### Requirements
All lines in the data bearing the string "Procurar" should be identified and copied.

Excerpt from a dataset:
⁂

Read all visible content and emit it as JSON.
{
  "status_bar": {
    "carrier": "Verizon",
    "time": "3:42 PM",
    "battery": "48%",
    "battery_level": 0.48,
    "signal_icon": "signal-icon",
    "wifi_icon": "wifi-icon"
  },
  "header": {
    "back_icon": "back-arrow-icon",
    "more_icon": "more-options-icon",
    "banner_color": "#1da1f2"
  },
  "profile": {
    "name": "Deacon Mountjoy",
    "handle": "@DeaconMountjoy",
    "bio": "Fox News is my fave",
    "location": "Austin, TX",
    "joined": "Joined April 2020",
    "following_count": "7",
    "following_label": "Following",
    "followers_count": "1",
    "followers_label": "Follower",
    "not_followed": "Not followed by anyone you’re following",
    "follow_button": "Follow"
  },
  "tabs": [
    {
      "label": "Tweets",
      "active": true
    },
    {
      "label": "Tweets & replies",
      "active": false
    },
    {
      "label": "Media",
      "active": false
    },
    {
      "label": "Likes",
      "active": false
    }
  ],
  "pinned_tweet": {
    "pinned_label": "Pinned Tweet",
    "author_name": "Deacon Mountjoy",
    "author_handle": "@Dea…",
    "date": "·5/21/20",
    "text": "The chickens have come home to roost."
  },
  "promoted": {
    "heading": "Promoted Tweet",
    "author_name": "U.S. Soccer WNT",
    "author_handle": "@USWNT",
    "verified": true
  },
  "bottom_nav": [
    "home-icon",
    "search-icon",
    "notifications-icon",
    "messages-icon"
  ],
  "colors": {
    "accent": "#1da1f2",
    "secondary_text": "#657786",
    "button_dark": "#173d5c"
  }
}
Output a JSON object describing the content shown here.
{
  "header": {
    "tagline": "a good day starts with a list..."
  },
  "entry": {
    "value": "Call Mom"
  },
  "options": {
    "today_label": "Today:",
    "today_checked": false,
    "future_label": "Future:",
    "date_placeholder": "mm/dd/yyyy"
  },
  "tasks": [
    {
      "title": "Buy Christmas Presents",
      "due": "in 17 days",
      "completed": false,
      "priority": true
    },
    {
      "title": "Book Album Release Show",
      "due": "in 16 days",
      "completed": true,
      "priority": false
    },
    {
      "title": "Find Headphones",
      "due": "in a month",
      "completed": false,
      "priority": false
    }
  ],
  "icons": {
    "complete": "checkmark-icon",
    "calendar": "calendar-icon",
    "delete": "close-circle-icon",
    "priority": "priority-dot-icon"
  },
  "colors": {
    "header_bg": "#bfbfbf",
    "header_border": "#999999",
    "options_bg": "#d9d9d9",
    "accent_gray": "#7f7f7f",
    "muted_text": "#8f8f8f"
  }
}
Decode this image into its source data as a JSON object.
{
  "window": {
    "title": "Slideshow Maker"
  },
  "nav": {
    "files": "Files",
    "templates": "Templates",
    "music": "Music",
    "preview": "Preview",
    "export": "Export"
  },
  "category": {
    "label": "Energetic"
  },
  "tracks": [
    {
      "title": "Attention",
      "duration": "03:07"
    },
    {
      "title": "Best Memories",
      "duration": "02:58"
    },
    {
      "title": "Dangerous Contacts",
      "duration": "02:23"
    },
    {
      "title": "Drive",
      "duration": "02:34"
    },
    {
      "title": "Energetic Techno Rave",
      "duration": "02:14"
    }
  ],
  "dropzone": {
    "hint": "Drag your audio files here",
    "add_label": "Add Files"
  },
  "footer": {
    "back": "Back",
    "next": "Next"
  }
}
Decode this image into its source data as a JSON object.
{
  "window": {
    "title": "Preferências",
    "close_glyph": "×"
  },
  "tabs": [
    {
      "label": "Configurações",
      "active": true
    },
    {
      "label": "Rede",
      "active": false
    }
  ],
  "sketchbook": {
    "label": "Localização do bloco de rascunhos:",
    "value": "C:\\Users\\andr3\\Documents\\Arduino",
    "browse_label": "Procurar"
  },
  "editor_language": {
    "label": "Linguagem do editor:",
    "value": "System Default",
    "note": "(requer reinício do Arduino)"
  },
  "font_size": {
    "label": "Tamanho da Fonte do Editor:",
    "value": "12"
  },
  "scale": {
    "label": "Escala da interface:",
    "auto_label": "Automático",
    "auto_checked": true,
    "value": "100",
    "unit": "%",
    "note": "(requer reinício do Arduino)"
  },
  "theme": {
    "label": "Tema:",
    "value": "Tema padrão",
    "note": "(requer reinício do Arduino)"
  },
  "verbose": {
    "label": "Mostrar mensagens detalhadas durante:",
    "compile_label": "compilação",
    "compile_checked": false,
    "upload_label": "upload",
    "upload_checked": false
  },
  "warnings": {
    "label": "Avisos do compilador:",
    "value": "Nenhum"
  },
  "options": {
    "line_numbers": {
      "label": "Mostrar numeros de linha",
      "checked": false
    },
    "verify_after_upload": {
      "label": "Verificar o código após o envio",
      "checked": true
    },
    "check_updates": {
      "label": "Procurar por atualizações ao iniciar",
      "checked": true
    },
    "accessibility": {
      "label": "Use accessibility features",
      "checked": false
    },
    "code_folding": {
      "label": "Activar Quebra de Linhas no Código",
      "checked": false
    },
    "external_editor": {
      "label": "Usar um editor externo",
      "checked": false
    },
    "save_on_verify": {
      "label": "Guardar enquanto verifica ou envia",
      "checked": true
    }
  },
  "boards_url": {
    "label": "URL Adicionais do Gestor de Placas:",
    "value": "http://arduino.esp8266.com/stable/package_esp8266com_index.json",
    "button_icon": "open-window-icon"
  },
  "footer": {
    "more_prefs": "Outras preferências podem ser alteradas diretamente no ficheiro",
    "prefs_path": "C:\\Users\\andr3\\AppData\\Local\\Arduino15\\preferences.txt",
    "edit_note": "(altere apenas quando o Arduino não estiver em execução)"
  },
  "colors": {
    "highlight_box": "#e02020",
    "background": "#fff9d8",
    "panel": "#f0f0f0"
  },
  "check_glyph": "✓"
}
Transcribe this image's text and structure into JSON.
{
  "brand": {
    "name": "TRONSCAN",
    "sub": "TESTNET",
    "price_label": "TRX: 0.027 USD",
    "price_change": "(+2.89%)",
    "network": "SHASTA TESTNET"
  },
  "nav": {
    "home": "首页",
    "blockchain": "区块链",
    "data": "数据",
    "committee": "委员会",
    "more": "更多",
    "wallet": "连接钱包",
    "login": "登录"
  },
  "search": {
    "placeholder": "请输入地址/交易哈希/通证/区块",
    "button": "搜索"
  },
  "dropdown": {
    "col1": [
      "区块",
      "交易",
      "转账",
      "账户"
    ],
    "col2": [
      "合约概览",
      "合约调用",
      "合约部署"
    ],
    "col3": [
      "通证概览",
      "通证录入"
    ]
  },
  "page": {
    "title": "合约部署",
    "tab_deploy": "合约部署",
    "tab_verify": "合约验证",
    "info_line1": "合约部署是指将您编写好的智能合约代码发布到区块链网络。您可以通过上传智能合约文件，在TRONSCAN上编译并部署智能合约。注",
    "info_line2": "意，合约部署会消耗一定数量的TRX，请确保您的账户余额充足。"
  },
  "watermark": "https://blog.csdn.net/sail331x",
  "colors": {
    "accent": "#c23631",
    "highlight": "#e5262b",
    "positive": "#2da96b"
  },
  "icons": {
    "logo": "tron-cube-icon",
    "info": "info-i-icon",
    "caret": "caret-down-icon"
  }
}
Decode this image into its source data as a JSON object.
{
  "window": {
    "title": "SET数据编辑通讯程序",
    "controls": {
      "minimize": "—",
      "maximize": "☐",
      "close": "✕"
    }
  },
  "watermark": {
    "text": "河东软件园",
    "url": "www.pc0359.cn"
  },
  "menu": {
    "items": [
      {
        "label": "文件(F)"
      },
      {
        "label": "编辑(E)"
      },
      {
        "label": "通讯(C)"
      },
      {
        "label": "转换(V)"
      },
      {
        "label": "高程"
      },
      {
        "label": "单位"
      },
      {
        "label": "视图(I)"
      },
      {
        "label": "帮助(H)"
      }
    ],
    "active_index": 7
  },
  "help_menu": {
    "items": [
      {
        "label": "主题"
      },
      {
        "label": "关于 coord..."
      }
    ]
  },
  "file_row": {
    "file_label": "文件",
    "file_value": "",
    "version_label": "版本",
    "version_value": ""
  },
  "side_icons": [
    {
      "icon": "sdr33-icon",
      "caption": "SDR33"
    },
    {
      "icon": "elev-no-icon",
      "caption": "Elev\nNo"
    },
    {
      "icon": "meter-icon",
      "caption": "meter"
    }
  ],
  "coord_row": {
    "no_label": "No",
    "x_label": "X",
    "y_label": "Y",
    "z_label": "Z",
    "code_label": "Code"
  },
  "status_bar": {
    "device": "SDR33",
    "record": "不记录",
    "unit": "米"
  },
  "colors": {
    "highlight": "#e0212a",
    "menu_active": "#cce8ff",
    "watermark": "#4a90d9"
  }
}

⁂

### Task solution
    "browse_label": "Procurar"
      "label": "Procurar por atualizações ao iniciar",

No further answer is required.